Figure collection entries
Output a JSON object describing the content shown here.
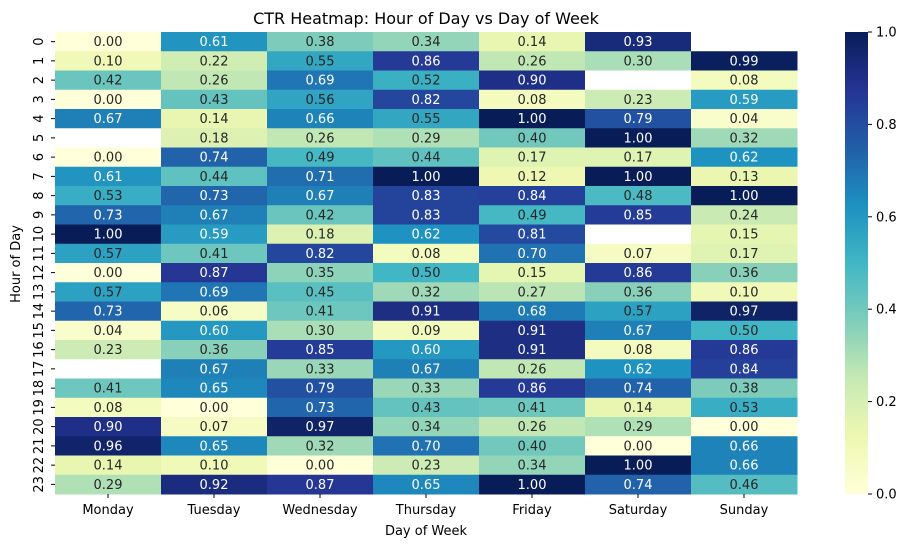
{
  "chart_data": {
    "type": "heatmap",
    "title": "CTR Heatmap: Hour of Day vs Day of Week",
    "xlabel": "Day of Week",
    "ylabel": "Hour of Day",
    "x_categories": [
      "Monday",
      "Tuesday",
      "Wednesday",
      "Thursday",
      "Friday",
      "Saturday",
      "Sunday"
    ],
    "y_categories": [
      "0",
      "1",
      "2",
      "3",
      "4",
      "5",
      "6",
      "7",
      "8",
      "9",
      "10",
      "11",
      "12",
      "13",
      "14",
      "15",
      "16",
      "17",
      "18",
      "19",
      "20",
      "21",
      "22",
      "23"
    ],
    "values": [
      [
        0.0,
        0.61,
        0.38,
        0.34,
        0.14,
        0.93,
        null
      ],
      [
        0.1,
        0.22,
        0.55,
        0.86,
        0.26,
        0.3,
        0.99
      ],
      [
        0.42,
        0.26,
        0.69,
        0.52,
        0.9,
        null,
        0.08
      ],
      [
        0.0,
        0.43,
        0.56,
        0.82,
        0.08,
        0.23,
        0.59
      ],
      [
        0.67,
        0.14,
        0.66,
        0.55,
        1.0,
        0.79,
        0.04
      ],
      [
        null,
        0.18,
        0.26,
        0.29,
        0.4,
        1.0,
        0.32
      ],
      [
        0.0,
        0.74,
        0.49,
        0.44,
        0.17,
        0.17,
        0.62
      ],
      [
        0.61,
        0.44,
        0.71,
        1.0,
        0.12,
        1.0,
        0.13
      ],
      [
        0.53,
        0.73,
        0.67,
        0.83,
        0.84,
        0.48,
        1.0
      ],
      [
        0.73,
        0.67,
        0.42,
        0.83,
        0.49,
        0.85,
        0.24
      ],
      [
        1.0,
        0.59,
        0.18,
        0.62,
        0.81,
        null,
        0.15
      ],
      [
        0.57,
        0.41,
        0.82,
        0.08,
        0.7,
        0.07,
        0.17
      ],
      [
        0.0,
        0.87,
        0.35,
        0.5,
        0.15,
        0.86,
        0.36
      ],
      [
        0.57,
        0.69,
        0.45,
        0.32,
        0.27,
        0.36,
        0.1
      ],
      [
        0.73,
        0.06,
        0.41,
        0.91,
        0.68,
        0.57,
        0.97
      ],
      [
        0.04,
        0.6,
        0.3,
        0.09,
        0.91,
        0.67,
        0.5
      ],
      [
        0.23,
        0.36,
        0.85,
        0.6,
        0.91,
        0.08,
        0.86
      ],
      [
        null,
        0.67,
        0.33,
        0.67,
        0.26,
        0.62,
        0.84
      ],
      [
        0.41,
        0.65,
        0.79,
        0.33,
        0.86,
        0.74,
        0.38
      ],
      [
        0.08,
        0.0,
        0.73,
        0.43,
        0.41,
        0.14,
        0.53
      ],
      [
        0.9,
        0.07,
        0.97,
        0.34,
        0.26,
        0.29,
        0.0
      ],
      [
        0.96,
        0.65,
        0.32,
        0.7,
        0.4,
        0.0,
        0.66
      ],
      [
        0.14,
        0.1,
        0.0,
        0.23,
        0.34,
        1.0,
        0.66
      ],
      [
        0.29,
        0.92,
        0.87,
        0.65,
        1.0,
        0.74,
        0.46
      ]
    ],
    "value_format": "0.00",
    "colormap": "YlGnBu",
    "color_range": [
      0.0,
      1.0
    ],
    "colorbar_ticks": [
      "0.0",
      "0.2",
      "0.4",
      "0.6",
      "0.8",
      "1.0"
    ],
    "colorbar_tick_values": [
      0.0,
      0.2,
      0.4,
      0.6,
      0.8,
      1.0
    ],
    "missing_color": "#ffffff",
    "colormap_stops": [
      "#ffffd9",
      "#edf8b1",
      "#c7e9b4",
      "#7fcdbb",
      "#41b6c4",
      "#1d91c0",
      "#225ea8",
      "#253494",
      "#081d58"
    ],
    "grid": false
  }
}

Task description
Which lines hold the string "Week"? List them all.

Worked solution
    "title": "CTR Heatmap: Hour of Day vs Day of Week",
    "xlabel": "Day of Week",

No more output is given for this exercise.